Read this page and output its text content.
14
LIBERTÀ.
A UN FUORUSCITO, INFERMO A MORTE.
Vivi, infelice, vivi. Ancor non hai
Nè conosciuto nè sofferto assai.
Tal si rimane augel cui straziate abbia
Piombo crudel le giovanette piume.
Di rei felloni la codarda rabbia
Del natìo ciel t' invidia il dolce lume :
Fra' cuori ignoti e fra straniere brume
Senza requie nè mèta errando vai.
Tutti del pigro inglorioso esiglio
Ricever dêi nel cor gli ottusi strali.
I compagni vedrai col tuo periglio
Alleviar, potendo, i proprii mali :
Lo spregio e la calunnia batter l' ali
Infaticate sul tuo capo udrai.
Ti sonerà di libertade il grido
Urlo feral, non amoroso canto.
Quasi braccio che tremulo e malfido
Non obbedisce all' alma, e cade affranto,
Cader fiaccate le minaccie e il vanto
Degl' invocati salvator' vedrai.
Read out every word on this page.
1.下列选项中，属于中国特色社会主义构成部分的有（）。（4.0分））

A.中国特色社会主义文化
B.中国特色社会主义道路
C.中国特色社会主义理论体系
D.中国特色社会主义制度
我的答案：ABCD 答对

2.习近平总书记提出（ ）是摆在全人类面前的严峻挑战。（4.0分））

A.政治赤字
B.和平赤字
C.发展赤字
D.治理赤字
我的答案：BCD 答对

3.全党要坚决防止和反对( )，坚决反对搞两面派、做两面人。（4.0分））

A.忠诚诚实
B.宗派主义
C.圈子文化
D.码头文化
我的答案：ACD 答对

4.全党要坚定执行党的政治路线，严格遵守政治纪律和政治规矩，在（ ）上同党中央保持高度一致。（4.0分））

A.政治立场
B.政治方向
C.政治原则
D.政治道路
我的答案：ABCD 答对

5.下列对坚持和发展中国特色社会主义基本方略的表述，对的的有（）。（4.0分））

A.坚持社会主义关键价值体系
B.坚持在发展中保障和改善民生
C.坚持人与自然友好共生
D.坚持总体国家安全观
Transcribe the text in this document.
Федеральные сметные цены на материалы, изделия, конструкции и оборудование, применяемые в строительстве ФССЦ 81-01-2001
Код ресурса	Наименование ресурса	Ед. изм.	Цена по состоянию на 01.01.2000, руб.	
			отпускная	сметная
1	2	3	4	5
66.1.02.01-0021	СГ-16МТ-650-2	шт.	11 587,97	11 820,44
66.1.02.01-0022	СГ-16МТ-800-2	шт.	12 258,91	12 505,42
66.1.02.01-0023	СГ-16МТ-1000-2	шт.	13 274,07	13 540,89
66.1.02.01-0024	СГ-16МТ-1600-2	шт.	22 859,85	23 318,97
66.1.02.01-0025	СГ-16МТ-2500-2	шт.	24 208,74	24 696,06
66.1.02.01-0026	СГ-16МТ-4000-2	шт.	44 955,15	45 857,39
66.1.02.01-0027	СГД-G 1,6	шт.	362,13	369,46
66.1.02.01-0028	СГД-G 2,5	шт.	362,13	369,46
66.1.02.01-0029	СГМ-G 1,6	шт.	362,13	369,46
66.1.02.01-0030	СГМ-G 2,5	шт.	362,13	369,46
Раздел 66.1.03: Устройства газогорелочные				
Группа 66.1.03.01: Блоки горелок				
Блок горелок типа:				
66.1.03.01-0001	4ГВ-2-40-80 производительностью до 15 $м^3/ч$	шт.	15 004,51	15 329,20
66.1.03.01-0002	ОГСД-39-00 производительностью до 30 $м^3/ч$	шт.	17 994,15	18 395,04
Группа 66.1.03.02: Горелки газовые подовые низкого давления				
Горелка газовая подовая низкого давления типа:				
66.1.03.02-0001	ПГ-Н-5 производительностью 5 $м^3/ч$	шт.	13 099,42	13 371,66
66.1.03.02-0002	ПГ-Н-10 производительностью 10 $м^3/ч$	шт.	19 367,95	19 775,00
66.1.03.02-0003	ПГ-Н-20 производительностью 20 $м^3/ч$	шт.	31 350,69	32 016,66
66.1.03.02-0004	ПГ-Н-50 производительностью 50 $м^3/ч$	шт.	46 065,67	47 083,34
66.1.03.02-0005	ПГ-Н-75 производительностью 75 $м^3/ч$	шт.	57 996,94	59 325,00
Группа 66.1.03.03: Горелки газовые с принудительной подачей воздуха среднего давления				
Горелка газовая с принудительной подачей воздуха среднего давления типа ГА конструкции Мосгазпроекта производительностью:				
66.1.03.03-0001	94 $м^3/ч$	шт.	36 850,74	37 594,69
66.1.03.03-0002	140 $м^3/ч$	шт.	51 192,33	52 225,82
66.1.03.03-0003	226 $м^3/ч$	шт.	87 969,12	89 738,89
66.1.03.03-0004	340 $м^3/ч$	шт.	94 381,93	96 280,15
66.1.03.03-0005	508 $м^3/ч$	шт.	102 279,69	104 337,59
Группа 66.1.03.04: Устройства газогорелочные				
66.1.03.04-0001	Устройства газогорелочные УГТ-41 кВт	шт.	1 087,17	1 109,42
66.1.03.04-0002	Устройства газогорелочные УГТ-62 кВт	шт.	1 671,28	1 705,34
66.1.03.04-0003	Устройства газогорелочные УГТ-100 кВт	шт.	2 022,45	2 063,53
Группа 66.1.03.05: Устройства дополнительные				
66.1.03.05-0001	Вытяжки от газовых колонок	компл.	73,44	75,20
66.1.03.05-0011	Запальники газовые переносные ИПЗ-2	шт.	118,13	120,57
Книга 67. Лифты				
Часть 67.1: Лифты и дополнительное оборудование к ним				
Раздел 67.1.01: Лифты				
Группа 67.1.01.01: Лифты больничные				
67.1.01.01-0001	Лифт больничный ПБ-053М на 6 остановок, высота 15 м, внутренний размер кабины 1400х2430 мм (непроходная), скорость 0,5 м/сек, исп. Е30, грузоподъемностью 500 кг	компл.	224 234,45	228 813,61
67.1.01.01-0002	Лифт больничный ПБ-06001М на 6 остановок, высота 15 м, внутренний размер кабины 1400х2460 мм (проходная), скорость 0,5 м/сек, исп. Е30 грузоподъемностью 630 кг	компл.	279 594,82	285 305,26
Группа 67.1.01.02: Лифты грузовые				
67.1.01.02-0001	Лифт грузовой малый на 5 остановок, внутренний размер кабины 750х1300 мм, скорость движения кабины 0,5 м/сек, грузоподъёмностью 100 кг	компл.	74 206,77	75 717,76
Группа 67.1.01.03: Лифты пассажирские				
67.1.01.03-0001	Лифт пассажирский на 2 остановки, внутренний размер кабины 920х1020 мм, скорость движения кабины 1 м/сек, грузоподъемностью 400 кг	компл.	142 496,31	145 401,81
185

* YOUR OBJECTIVE: Copy every line of the material, please, keeping it exactly the same.

* EXPECTED ANSWER:
Read this page and output its text content.
14
LIBERTÀ.
A UN FUORUSCITO, INFERMO A MORTE.
Vivi, infelice, vivi. Ancor non hai
Nè conosciuto nè sofferto assai.
Tal si rimane augel cui straziate abbia
Piombo crudel le giovanette piume.
Di rei felloni la codarda rabbia
Del natìo ciel t' invidia il dolce lume :
Fra' cuori ignoti e fra straniere brume
Senza requie nè mèta errando vai.
Tutti del pigro inglorioso esiglio
Ricever dêi nel cor gli ottusi strali.
I compagni vedrai col tuo periglio
Alleviar, potendo, i proprii mali :
Lo spregio e la calunnia batter l' ali
Infaticate sul tuo capo udrai.
Ti sonerà di libertade il grido
Urlo feral, non amoroso canto.
Quasi braccio che tremulo e malfido
Non obbedisce all' alma, e cade affranto,
Cader fiaccate le minaccie e il vanto
Degl' invocati salvator' vedrai.
Read out every word on this page.
1.下列选项中，属于中国特色社会主义构成部分的有（）。（4.0分））

A.中国特色社会主义文化
B.中国特色社会主义道路
C.中国特色社会主义理论体系
D.中国特色社会主义制度
我的答案：ABCD 答对

2.习近平总书记提出（ ）是摆在全人类面前的严峻挑战。（4.0分））

A.政治赤字
B.和平赤字
C.发展赤字
D.治理赤字
我的答案：BCD 答对

3.全党要坚决防止和反对( )，坚决反对搞两面派、做两面人。（4.0分））

A.忠诚诚实
B.宗派主义
C.圈子文化
D.码头文化
我的答案：ACD 答对

4.全党要坚定执行党的政治路线，严格遵守政治纪律和政治规矩，在（ ）上同党中央保持高度一致。（4.0分））

A.政治立场
B.政治方向
C.政治原则
D.政治道路
我的答案：ABCD 答对

5.下列对坚持和发展中国特色社会主义基本方略的表述，对的的有（）。（4.0分））

A.坚持社会主义关键价值体系
B.坚持在发展中保障和改善民生
C.坚持人与自然友好共生
D.坚持总体国家安全观
Transcribe the text in this document.
Федеральные сметные цены на материалы, изделия, конструкции и оборудование, применяемые в строительстве ФССЦ 81-01-2001
Код ресурса	Наименование ресурса	Ед. изм.	Цена по состоянию на 01.01.2000, руб.	
			отпускная	сметная
1	2	3	4	5
66.1.02.01-0021	СГ-16МТ-650-2	шт.	11 587,97	11 820,44
66.1.02.01-0022	СГ-16МТ-800-2	шт.	12 258,91	12 505,42
66.1.02.01-0023	СГ-16МТ-1000-2	шт.	13 274,07	13 540,89
66.1.02.01-0024	СГ-16МТ-1600-2	шт.	22 859,85	23 318,97
66.1.02.01-0025	СГ-16МТ-2500-2	шт.	24 208,74	24 696,06
66.1.02.01-0026	СГ-16МТ-4000-2	шт.	44 955,15	45 857,39
66.1.02.01-0027	СГД-G 1,6	шт.	362,13	369,46
66.1.02.01-0028	СГД-G 2,5	шт.	362,13	369,46
66.1.02.01-0029	СГМ-G 1,6	шт.	362,13	369,46
66.1.02.01-0030	СГМ-G 2,5	шт.	362,13	369,46
Раздел 66.1.03: Устройства газогорелочные				
Группа 66.1.03.01: Блоки горелок				
Блок горелок типа:				
66.1.03.01-0001	4ГВ-2-40-80 производительностью до 15 $м^3/ч$	шт.	15 004,51	15 329,20
66.1.03.01-0002	ОГСД-39-00 производительностью до 30 $м^3/ч$	шт.	17 994,15	18 395,04
Группа 66.1.03.02: Горелки газовые подовые низкого давления				
Горелка газовая подовая низкого давления типа:				
66.1.03.02-0001	ПГ-Н-5 производительностью 5 $м^3/ч$	шт.	13 099,42	13 371,66
66.1.03.02-0002	ПГ-Н-10 производительностью 10 $м^3/ч$	шт.	19 367,95	19 775,00
66.1.03.02-0003	ПГ-Н-20 производительностью 20 $м^3/ч$	шт.	31 350,69	32 016,66
66.1.03.02-0004	ПГ-Н-50 производительностью 50 $м^3/ч$	шт.	46 065,67	47 083,34
66.1.03.02-0005	ПГ-Н-75 производительностью 75 $м^3/ч$	шт.	57 996,94	59 325,00
Группа 66.1.03.03: Горелки газовые с принудительной подачей воздуха среднего давления				
Горелка газовая с принудительной подачей воздуха среднего давления типа ГА конструкции Мосгазпроекта производительностью:				
66.1.03.03-0001	94 $м^3/ч$	шт.	36 850,74	37 594,69
66.1.03.03-0002	140 $м^3/ч$	шт.	51 192,33	52 225,82
66.1.03.03-0003	226 $м^3/ч$	шт.	87 969,12	89 738,89
66.1.03.03-0004	340 $м^3/ч$	шт.	94 381,93	96 280,15
66.1.03.03-0005	508 $м^3/ч$	шт.	102 279,69	104 337,59
Группа 66.1.03.04: Устройства газогорелочные				
66.1.03.04-0001	Устройства газогорелочные УГТ-41 кВт	шт.	1 087,17	1 109,42
66.1.03.04-0002	Устройства газогорелочные УГТ-62 кВт	шт.	1 671,28	1 705,34
66.1.03.04-0003	Устройства газогорелочные УГТ-100 кВт	шт.	2 022,45	2 063,53
Группа 66.1.03.05: Устройства дополнительные				
66.1.03.05-0001	Вытяжки от газовых колонок	компл.	73,44	75,20
66.1.03.05-0011	Запальники газовые переносные ИПЗ-2	шт.	118,13	120,57
Книга 67. Лифты				
Часть 67.1: Лифты и дополнительное оборудование к ним				
Раздел 67.1.01: Лифты				
Группа 67.1.01.01: Лифты больничные				
67.1.01.01-0001	Лифт больничный ПБ-053М на 6 остановок, высота 15 м, внутренний размер кабины 1400х2430 мм (непроходная), скорость 0,5 м/сек, исп. Е30, грузоподъемностью 500 кг	компл.	224 234,45	228 813,61
67.1.01.01-0002	Лифт больничный ПБ-06001М на 6 остановок, высота 15 м, внутренний размер кабины 1400х2460 мм (проходная), скорость 0,5 м/сек, исп. Е30 грузоподъемностью 630 кг	компл.	279 594,82	285 305,26
Группа 67.1.01.02: Лифты грузовые				
67.1.01.02-0001	Лифт грузовой малый на 5 остановок, внутренний размер кабины 750х1300 мм, скорость движения кабины 0,5 м/сек, грузоподъёмностью 100 кг	компл.	74 206,77	75 717,76
Группа 67.1.01.03: Лифты пассажирские				
67.1.01.03-0001	Лифт пассажирский на 2 остановки, внутренний размер кабины 920х1020 мм, скорость движения кабины 1 м/сек, грузоподъемностью 400 кг	компл.	142 496,31	145 401,81
185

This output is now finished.